[Records excerpted from a collection]
▬▬▬▬▬▬▬▬▬▬

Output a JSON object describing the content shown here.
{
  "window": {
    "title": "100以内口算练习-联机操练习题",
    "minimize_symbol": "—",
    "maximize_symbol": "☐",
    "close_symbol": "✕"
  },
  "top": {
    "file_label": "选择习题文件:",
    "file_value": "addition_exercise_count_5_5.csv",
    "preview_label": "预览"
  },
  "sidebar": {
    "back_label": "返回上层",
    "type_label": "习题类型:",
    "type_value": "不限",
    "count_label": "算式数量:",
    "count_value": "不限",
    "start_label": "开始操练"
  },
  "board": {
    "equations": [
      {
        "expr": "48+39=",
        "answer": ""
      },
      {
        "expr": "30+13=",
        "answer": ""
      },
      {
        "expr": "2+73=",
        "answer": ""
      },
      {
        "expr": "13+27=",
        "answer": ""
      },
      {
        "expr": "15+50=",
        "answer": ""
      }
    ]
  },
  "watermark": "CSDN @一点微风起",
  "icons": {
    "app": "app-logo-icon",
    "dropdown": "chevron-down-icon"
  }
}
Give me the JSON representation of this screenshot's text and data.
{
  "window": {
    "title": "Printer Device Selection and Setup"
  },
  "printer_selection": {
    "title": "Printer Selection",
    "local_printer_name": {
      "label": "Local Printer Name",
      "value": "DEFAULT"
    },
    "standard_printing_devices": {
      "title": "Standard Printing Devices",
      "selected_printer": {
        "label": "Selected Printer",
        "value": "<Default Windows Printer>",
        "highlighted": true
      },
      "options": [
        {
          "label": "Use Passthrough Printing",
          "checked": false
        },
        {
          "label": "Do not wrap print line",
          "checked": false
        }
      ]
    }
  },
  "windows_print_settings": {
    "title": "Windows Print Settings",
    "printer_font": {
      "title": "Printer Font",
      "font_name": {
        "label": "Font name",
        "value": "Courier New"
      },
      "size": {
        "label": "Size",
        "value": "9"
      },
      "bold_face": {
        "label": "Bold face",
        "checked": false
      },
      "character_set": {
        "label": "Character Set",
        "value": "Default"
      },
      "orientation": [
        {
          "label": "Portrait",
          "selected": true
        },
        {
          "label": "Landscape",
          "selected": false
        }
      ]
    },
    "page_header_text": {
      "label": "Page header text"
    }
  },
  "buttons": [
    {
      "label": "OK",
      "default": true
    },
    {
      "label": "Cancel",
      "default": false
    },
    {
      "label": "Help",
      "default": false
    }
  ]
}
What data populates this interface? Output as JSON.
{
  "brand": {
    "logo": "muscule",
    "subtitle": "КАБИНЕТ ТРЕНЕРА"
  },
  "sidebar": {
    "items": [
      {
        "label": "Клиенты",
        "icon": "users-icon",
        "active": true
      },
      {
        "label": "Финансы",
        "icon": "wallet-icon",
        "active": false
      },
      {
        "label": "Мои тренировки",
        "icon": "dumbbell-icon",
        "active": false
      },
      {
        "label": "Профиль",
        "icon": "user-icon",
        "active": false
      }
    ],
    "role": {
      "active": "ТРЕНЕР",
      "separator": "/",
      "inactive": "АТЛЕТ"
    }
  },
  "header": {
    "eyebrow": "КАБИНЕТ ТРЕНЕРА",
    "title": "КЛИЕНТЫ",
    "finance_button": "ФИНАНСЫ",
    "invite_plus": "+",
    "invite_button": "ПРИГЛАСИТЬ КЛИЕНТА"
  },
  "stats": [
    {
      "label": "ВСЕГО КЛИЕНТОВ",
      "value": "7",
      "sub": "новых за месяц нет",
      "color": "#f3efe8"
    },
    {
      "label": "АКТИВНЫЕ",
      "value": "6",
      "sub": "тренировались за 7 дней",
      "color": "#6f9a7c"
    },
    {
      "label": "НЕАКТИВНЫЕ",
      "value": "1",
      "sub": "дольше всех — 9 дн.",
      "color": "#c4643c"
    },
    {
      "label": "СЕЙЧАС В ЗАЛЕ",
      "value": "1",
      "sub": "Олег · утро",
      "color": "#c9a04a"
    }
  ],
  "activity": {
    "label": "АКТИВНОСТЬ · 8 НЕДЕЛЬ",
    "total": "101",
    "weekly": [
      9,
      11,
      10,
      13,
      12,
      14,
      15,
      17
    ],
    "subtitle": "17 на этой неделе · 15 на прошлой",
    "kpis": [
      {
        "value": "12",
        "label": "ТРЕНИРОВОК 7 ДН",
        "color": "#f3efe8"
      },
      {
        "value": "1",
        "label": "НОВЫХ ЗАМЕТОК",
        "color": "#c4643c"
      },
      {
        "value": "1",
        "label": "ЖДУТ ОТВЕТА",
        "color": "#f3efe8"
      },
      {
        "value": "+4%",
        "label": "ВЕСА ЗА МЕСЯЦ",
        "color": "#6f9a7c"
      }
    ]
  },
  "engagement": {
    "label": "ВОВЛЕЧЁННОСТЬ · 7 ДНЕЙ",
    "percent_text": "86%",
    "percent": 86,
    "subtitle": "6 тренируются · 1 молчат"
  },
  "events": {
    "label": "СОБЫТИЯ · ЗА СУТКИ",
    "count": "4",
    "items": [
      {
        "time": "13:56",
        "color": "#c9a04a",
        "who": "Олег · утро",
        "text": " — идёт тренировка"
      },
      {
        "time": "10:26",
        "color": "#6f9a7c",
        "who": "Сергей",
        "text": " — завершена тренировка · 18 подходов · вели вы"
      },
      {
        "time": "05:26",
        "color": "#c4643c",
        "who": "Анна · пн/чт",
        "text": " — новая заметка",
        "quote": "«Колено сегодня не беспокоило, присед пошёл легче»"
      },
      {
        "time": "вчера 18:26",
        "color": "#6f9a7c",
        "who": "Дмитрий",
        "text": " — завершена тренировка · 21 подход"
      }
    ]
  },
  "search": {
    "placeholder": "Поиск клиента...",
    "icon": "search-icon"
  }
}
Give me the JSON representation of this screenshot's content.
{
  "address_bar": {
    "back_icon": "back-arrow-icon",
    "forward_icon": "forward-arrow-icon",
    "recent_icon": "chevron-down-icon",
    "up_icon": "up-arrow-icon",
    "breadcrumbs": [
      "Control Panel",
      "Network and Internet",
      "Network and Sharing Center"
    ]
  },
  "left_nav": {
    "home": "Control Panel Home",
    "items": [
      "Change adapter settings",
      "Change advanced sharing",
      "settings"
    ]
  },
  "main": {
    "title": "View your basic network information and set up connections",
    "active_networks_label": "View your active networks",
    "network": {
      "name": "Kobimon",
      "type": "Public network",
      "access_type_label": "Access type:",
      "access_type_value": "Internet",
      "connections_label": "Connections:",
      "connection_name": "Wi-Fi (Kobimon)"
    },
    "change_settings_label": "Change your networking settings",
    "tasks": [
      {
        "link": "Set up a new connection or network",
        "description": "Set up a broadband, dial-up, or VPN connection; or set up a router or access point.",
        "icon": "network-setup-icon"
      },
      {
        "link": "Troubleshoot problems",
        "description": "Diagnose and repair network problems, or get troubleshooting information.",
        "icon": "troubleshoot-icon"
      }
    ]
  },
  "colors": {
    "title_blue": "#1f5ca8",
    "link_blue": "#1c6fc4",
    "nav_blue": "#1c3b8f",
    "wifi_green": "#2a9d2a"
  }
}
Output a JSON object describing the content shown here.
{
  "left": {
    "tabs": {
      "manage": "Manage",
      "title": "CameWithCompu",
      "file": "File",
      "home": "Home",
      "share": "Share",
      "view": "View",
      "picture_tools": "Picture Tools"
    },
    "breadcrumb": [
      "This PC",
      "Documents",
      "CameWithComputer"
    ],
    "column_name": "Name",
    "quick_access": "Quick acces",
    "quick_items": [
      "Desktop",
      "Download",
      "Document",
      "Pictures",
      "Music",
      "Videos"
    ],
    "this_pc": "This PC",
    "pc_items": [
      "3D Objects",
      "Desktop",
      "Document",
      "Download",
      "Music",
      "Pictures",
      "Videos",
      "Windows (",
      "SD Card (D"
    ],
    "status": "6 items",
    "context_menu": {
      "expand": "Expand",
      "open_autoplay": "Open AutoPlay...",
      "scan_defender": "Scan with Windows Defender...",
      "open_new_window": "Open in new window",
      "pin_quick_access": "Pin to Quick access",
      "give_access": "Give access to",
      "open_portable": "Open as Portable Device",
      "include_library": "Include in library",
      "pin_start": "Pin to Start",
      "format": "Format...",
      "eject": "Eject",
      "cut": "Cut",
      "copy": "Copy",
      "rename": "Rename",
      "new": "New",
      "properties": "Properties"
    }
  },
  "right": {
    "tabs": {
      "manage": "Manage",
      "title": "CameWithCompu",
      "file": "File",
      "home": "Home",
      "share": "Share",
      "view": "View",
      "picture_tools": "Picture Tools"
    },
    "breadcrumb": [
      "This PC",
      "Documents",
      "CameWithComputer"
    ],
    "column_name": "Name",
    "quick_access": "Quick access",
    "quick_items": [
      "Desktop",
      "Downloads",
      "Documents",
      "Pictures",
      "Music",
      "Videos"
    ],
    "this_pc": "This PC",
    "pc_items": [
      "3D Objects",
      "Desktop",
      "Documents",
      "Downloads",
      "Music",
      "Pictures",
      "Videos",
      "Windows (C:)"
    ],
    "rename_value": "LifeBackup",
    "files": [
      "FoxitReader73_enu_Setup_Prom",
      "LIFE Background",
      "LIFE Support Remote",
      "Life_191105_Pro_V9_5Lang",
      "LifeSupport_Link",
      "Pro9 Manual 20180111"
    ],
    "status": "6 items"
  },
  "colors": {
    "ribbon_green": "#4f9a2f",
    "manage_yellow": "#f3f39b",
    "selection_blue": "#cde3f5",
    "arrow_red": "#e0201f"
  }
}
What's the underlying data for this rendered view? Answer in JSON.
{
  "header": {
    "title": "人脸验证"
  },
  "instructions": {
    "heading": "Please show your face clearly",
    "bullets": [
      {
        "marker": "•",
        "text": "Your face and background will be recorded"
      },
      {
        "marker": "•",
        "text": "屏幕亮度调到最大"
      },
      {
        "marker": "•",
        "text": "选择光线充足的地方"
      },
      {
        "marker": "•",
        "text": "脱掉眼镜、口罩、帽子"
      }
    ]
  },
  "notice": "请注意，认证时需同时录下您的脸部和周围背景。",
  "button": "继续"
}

▬▬▬▬▬▬▬▬▬▬

Show all lines from the listing above in which "ТРЕНЕРА" appears.

    "subtitle": "КАБИНЕТ ТРЕНЕРА"
    "eyebrow": "КАБИНЕТ ТРЕНЕРА",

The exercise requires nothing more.